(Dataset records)
§
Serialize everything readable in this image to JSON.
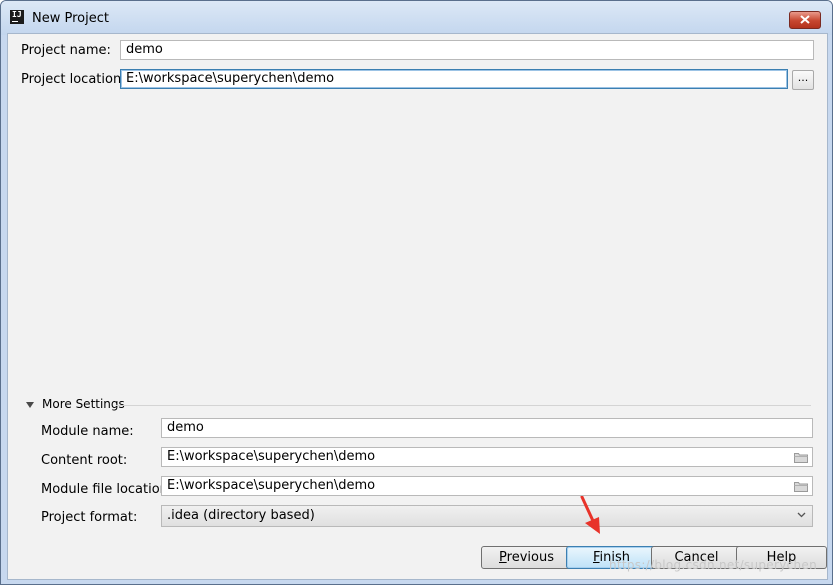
{
  "window": {
    "title": "New Project",
    "app_icon": "IJ"
  },
  "project": {
    "name_label": "Project name:",
    "name_value": "demo",
    "location_label": "Project location:",
    "location_value": "E:\\workspace\\superychen\\demo",
    "browse_label": "..."
  },
  "more_settings": {
    "header": "More Settings",
    "module_name_label": "Module name:",
    "module_name_value": "demo",
    "content_root_label": "Content root:",
    "content_root_value": "E:\\workspace\\superychen\\demo",
    "module_file_label": "Module file location:",
    "module_file_value": "E:\\workspace\\superychen\\demo",
    "format_label": "Project format:",
    "format_value": ".idea (directory based)"
  },
  "buttons": {
    "previous": {
      "mnemonic": "P",
      "rest": "revious"
    },
    "finish": {
      "mnemonic": "F",
      "rest": "inish"
    },
    "cancel": "Cancel",
    "help": "Help"
  },
  "watermark": "https://blog.csdn.net/superychen",
  "colors": {
    "accent_arrow": "#e8332a",
    "focus_border": "#3c7fb1"
  }
}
§
■ AIM
Drop the images and repeat the data exactly.

■ REPLY
Serialize everything readable in this image to JSON.
{
  "window": {
    "title": "New Project",
    "app_icon": "IJ"
  },
  "project": {
    "name_label": "Project name:",
    "name_value": "demo",
    "location_label": "Project location:",
    "location_value": "E:\\workspace\\superychen\\demo",
    "browse_label": "..."
  },
  "more_settings": {
    "header": "More Settings",
    "module_name_label": "Module name:",
    "module_name_value": "demo",
    "content_root_label": "Content root:",
    "content_root_value": "E:\\workspace\\superychen\\demo",
    "module_file_label": "Module file location:",
    "module_file_value": "E:\\workspace\\superychen\\demo",
    "format_label": "Project format:",
    "format_value": ".idea (directory based)"
  },
  "buttons": {
    "previous": {
      "mnemonic": "P",
      "rest": "revious"
    },
    "finish": {
      "mnemonic": "F",
      "rest": "inish"
    },
    "cancel": "Cancel",
    "help": "Help"
  },
  "watermark": "https://blog.csdn.net/superychen",
  "colors": {
    "accent_arrow": "#e8332a",
    "focus_border": "#3c7fb1"
  }
}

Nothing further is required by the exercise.